__Extract__.

The apha pattern page hlg linked is really helpful too for sorting things out.


----------



## Dreamcatcher Arabians (Nov 14, 2010)

From the APHA (American Paint Horse of America) Rule Book:

RG-015. Bloodline Requirement
A. As of January 1, 1980, all horses for which applications of registration are
submitted must have both sire and dam registered in the APHA, APQHA,
APSHA, the American Quarter Horse Association, the Jockey Club or any
international Thoroughbred Registry recognized by the Jockey Club.
B. AQHA Appendix and AQHA numbered stallions and mares shall have the
same status for registration of Paint foals. 

That's the bloodline requirements for registration, there are other rules about how much color and where the color needs to be in order to qualify, but the blood requirement is the big difference between Paint & Pinto.

Here's a nutshell version of Pinto registration requirements: 

A PtHA® Color Registry Horse must have four square inches of cumulative white in the qualifying zone and underlying pink skin. May be registered with an approved outcross breed or be of undocumented parentage. The color requirement is modified with the size of the equine requiring only three square inches for ponies and two square inches for miniatures. The PtHA® Color Registry does not accept any horses with Appaloosa characteristics, Mules or Donkeys. For example, but not limited to: Pinto, Paint, Quarter Horse, Arabian, Saddlebred, Thoroughbred, Warmblood, Draft, etc. For full outcross list, see rulebook.


----------



## blue eyed pony (Jun 20, 2011)

Paint is a breed, pinto is a catch-all term for any horse that has a broken coloured pattern (except for spots). Your horse is a tobiano pinto.


----------



## AtokaGhosthorse (Oct 17, 2016)

Cordillera Cowboy said:


> I’ve never really been clear on which is which. When I was a kid, *the two terms were generally used interchangeably*. I think I recall that irregular borders on the white patches indicate paint, while smooth, even borders were pinto.
> 
> Mostly I’m just curious on terminology since our new horse is brown and white.


Still is by a lot of people in SE Oklahoma. Any 'painted' horse is a paint. A Paint (breed) and paint color are usually only differentiated by context or by saying a registered Paint is an APHA horse.

Where does the confusion come from? Read the last part below.

From Wikipedia:


*"Paint" vs. "pinto"*

Main article: American Paint Horse
A pinto differs from a "Paint" solely by breeding. Horses with pinto coloring and verifiable pedigrees tracing to Quarter Horses or Thoroughbreds have been named the American Paint Horse, and are recorded in a separate registry, the American Paint Horse Association. While a pinto may be of any breed or combination of breeds, and some registries for pintos may have additional restrictions (some do not register draft horses or mules, for example), a horse that is registered as an American Paint Horse must have at least one parent recorded with the APHA and both parents must be only of registered American Quarter Horse, American Paint Horse, or Thoroughbred bloodlines. Therefore, most Paint horses may also be registered as pintos, but not all pintos are qualified to be registered as Paints.

__Supplied data__.
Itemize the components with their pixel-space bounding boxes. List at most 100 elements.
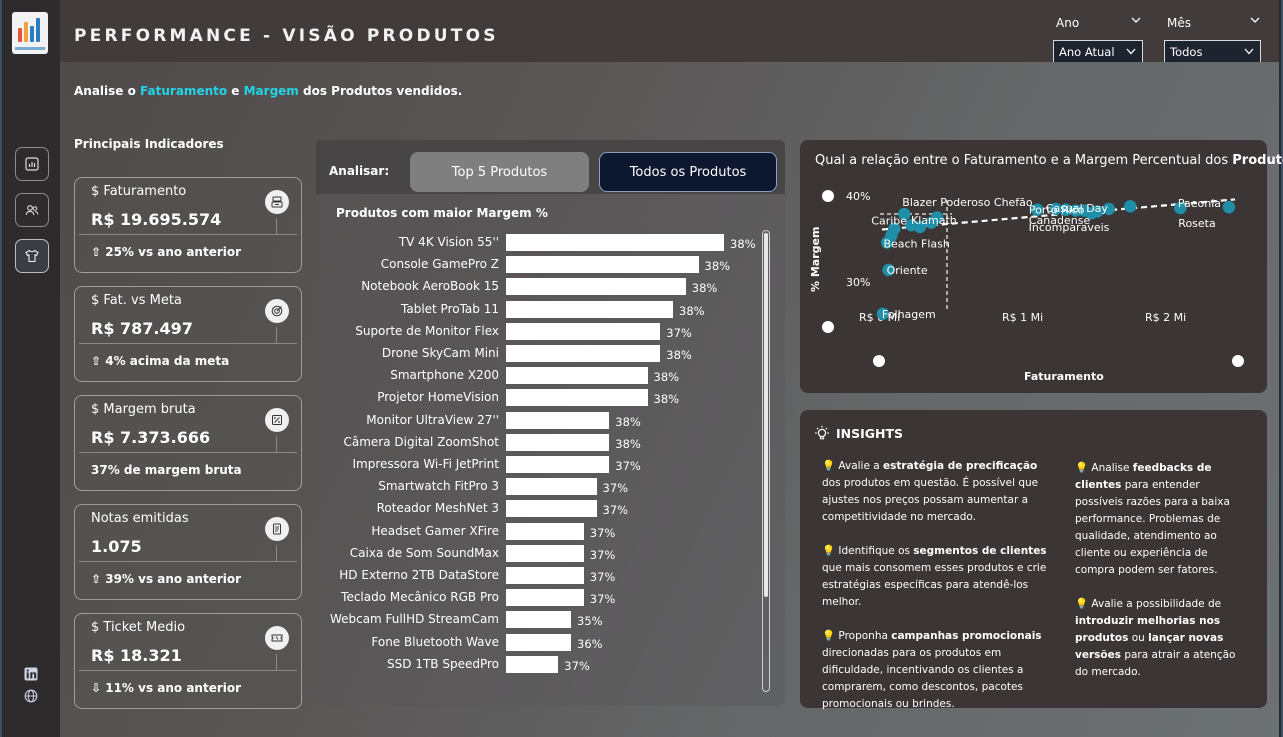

__Job 1__. In the thread on Paint and pinto horses, how many square inches of cumulative white in the qualifying zone does a pony need for the PtHA Color Registry?
__Job 2__. Extend the forum thread on Paint and pinto horses, picking up after its final sentence.

__Task response 1__. Three square inches.

__Task response 2__.
Thus, while it is always correct to refer to a horse with a non-leopard spot pattern as a pinto, a spotted horse should only be called a Paint if its ancestry is known or if it displays conformation that is clearly akin to that of an American Quarter Horse. A leopard spotted horse is usually called an Appaloosa, whether it is a registered Appaloosa or not. *However, "paint" or "painted" was also an archaic word used by 19th century writers for assorted spotted horses bred by various Plains Indian tribes and thus is occasionally used in this context when describing all types of spotted Mustangs. 
*


----------



## txgirl (Jul 9, 2010)

Paints come in solid colors, too!


----------



## Cordillera Cowboy (Jun 6, 2014)

Thanks for all the replies folks. They really helped sort it out for me. I don’t need to get real deep in it. Not going to be breeding or showing. 

Most anything beyond “brown and white horse “ will go over the heads of most of the folks hereabouts. But there are some serious horse folks in the country.


----------



## LoriF (Apr 3, 2015)

A paint horse is a horse with pinto markings that also qualify to be or are registered with the APHA. Any other horses with pinto markings are a pinto as to referring to it's markings. Could be another breed or mix of breeds.

I remember when I was a kid someone explaining the difference to me referring to the edges of the markings but have since found this is not true.


----------



## Avna (Jul 11, 2015)

The history of Paint as a registry is recent, and reflects the modern interest in breeding Quarter Horses (and TB's) for flashy color. There have always been pinto colored QH's but they are excluded from the AQHA if they occur. There is also a Pinto registry, just to make things more confusing, which is purely a color registry with no parentage requirements, hence it is quite a bit less prestigious than the Paint registry.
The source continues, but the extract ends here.